» Records supplied
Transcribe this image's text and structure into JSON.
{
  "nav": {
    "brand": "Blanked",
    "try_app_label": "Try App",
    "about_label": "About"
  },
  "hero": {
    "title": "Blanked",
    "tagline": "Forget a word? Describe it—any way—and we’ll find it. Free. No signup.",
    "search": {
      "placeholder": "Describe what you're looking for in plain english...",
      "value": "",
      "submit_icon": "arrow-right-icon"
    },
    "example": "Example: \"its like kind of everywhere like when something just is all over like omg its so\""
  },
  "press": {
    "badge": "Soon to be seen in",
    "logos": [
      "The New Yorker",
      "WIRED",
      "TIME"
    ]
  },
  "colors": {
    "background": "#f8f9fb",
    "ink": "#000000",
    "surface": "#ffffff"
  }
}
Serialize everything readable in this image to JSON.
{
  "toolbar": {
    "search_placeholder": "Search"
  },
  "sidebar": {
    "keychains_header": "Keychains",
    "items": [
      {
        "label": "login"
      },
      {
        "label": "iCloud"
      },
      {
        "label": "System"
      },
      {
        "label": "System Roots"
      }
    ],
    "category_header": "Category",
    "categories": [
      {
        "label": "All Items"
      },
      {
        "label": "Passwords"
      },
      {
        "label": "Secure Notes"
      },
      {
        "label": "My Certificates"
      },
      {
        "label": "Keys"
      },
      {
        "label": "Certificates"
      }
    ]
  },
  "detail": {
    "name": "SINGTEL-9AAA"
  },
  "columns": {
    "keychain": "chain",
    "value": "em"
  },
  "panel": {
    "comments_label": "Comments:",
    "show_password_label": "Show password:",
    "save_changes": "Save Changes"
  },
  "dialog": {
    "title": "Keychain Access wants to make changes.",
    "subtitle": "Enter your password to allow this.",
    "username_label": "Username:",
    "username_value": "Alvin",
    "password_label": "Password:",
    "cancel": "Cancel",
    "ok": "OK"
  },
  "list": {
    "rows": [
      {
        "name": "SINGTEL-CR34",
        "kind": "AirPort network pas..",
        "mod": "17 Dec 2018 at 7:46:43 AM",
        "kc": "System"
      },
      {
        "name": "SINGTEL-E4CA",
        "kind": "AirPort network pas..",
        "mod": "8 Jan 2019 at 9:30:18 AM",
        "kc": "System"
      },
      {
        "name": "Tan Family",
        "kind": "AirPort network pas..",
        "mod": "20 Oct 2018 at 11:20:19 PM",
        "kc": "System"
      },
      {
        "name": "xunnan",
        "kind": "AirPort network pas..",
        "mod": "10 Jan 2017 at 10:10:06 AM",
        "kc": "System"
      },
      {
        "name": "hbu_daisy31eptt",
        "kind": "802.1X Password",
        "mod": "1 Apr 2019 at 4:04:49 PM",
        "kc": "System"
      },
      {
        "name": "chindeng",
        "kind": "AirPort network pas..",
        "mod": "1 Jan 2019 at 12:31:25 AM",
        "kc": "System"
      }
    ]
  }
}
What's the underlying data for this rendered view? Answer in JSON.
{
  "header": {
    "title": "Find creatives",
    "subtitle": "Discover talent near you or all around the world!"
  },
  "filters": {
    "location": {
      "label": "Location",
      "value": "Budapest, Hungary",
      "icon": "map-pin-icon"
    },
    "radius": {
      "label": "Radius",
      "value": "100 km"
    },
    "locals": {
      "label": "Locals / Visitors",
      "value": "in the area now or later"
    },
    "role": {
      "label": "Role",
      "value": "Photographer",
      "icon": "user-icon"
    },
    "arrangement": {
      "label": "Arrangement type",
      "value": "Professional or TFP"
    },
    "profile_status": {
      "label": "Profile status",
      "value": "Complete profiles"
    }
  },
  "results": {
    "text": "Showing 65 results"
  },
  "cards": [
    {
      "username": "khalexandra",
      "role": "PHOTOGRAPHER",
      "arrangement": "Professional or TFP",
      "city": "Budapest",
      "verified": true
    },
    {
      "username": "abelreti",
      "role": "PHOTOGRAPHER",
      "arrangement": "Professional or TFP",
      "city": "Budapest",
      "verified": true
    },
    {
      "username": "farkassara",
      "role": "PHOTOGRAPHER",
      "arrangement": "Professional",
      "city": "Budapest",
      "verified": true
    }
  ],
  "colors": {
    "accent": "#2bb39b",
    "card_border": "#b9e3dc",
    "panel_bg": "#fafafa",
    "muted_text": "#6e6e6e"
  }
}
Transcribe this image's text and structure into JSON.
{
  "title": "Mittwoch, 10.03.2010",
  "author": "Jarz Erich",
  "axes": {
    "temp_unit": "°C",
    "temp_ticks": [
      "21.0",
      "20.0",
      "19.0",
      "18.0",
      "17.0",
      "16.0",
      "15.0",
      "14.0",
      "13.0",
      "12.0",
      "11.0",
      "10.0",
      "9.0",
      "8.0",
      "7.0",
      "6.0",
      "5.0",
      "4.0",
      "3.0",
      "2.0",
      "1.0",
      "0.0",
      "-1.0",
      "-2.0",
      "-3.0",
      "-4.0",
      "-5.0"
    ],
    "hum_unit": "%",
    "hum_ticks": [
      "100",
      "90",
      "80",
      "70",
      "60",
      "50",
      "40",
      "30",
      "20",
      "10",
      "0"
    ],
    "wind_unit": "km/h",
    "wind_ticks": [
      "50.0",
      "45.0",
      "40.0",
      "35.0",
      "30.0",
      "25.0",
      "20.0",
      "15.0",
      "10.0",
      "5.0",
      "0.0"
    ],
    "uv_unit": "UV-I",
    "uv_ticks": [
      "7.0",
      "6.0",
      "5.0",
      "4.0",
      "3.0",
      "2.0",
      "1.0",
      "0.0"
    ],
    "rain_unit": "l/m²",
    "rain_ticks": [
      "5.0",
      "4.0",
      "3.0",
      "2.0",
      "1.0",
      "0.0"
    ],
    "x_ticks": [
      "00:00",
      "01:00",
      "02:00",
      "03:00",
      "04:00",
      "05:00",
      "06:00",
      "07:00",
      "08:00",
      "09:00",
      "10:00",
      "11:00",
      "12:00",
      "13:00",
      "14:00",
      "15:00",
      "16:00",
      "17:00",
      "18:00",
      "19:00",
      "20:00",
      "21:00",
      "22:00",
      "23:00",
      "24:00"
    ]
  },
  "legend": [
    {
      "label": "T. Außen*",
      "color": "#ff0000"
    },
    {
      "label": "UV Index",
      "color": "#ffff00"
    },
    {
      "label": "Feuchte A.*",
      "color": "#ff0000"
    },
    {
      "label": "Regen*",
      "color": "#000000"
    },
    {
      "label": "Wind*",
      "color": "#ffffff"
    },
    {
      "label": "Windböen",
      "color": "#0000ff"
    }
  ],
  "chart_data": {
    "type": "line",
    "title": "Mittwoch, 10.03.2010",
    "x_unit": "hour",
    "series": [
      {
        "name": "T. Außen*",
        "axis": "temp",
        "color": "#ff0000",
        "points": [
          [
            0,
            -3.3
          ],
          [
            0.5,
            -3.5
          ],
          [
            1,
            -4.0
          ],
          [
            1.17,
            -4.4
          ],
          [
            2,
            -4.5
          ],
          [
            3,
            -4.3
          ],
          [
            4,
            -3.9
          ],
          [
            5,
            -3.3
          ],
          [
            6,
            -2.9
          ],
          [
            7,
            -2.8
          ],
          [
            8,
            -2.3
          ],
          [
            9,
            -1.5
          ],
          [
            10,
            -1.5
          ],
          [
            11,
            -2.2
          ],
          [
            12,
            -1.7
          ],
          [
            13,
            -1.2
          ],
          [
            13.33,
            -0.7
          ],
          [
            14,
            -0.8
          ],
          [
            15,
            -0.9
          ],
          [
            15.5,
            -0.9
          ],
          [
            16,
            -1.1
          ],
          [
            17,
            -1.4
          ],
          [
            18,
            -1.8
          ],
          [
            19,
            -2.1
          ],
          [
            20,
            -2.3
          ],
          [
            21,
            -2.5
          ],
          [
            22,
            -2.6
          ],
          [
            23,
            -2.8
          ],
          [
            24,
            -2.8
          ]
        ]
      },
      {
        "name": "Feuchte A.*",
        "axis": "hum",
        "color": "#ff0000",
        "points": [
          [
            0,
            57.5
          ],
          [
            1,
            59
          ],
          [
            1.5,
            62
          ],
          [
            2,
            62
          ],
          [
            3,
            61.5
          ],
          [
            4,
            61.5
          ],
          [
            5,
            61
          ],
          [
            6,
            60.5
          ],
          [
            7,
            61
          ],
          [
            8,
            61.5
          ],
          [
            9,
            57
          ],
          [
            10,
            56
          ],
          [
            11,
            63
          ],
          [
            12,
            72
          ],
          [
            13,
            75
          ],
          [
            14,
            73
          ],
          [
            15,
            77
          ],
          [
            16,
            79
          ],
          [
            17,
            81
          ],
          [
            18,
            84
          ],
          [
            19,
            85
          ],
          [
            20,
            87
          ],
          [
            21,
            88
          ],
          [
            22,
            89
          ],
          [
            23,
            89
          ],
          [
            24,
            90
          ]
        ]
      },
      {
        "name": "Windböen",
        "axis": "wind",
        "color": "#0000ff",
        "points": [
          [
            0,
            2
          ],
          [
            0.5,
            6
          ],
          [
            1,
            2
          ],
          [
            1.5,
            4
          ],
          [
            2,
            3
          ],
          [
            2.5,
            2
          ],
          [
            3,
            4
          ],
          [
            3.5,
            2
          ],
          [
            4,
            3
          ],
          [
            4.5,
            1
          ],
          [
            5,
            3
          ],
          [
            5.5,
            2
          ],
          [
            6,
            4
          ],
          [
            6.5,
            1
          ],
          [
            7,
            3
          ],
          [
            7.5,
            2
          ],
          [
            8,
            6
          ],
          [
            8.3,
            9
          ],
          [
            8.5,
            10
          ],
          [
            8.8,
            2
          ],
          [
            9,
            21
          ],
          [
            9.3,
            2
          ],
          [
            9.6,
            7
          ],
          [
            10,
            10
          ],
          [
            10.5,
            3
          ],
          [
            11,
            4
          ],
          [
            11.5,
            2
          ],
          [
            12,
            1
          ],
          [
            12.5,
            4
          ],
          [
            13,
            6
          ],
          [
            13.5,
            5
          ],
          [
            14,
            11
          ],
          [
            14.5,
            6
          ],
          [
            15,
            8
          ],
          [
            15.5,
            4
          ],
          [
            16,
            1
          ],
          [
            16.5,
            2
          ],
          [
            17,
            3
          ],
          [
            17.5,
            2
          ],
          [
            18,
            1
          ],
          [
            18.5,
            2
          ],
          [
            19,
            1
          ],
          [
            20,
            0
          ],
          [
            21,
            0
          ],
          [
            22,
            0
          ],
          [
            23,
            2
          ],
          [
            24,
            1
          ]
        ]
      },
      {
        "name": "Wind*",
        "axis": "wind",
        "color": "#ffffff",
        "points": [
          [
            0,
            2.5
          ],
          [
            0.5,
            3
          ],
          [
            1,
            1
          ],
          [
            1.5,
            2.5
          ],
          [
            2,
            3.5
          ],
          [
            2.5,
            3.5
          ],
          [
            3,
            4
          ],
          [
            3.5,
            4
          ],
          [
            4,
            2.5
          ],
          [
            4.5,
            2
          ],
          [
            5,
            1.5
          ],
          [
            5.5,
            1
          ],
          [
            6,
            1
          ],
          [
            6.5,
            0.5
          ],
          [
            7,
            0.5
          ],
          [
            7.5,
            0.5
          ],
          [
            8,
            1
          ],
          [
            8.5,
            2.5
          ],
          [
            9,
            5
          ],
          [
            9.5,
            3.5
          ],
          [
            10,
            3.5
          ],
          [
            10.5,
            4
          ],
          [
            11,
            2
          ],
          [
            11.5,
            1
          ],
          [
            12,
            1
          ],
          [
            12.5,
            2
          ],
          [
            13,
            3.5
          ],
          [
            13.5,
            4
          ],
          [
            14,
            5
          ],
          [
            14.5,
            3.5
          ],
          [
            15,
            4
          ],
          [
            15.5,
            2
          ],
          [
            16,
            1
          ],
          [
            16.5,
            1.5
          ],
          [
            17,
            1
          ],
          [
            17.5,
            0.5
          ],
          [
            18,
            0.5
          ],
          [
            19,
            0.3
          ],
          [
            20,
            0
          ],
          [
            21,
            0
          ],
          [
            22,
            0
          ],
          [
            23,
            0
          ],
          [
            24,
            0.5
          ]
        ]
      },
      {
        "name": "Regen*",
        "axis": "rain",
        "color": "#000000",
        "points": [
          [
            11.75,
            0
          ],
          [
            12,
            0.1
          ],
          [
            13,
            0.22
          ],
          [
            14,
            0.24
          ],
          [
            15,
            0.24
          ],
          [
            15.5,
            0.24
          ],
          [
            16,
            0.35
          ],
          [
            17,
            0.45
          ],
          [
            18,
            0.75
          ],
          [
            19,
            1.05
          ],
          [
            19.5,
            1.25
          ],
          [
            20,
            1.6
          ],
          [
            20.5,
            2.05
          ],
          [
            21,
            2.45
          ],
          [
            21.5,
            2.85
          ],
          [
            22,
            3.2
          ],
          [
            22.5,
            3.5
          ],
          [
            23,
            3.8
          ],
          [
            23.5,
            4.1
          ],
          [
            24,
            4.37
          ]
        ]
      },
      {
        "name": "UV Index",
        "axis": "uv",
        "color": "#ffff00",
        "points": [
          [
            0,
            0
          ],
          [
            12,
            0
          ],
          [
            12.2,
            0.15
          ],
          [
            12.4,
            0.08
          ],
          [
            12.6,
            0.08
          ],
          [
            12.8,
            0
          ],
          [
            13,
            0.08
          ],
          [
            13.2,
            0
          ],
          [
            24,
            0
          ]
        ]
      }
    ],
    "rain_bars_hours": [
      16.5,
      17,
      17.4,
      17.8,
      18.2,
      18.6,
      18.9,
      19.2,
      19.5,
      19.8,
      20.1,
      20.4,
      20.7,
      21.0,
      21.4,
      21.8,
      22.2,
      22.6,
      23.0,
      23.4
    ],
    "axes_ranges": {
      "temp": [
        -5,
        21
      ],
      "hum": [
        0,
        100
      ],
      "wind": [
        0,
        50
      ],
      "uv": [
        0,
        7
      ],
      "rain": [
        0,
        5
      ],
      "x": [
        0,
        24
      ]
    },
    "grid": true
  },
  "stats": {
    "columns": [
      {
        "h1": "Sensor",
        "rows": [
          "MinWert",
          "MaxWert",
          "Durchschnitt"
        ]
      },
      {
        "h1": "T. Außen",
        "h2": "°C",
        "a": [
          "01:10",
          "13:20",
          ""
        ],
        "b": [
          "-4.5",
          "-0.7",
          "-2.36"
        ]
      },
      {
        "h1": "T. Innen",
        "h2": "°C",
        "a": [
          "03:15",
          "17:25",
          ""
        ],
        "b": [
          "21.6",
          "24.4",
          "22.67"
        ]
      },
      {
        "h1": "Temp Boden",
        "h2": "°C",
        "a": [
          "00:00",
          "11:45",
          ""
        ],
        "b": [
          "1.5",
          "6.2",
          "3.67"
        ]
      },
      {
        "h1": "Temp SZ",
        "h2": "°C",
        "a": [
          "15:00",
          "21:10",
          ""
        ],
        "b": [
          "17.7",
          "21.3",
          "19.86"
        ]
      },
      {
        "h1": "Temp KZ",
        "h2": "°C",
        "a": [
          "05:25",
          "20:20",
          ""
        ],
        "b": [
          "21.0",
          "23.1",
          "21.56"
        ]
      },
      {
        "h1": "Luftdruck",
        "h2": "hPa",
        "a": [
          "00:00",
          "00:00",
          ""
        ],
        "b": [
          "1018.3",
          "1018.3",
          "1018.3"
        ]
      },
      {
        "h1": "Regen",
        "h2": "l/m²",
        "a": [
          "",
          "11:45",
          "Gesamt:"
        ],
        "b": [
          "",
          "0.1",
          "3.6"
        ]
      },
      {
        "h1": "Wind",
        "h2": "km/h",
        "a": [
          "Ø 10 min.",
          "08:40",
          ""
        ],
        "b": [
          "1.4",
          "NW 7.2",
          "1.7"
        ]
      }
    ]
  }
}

» What to produce
Out of the material above, select every line that holds the string "this".

» Correct response
Transcribe this image's text and structure into JSON.
Serialize everything readable in this image to JSON.
    "subtitle": "Enter your password to allow this.",
What's the underlying data for this rendered view? Answer in JSON.
Transcribe this image's text and structure into JSON.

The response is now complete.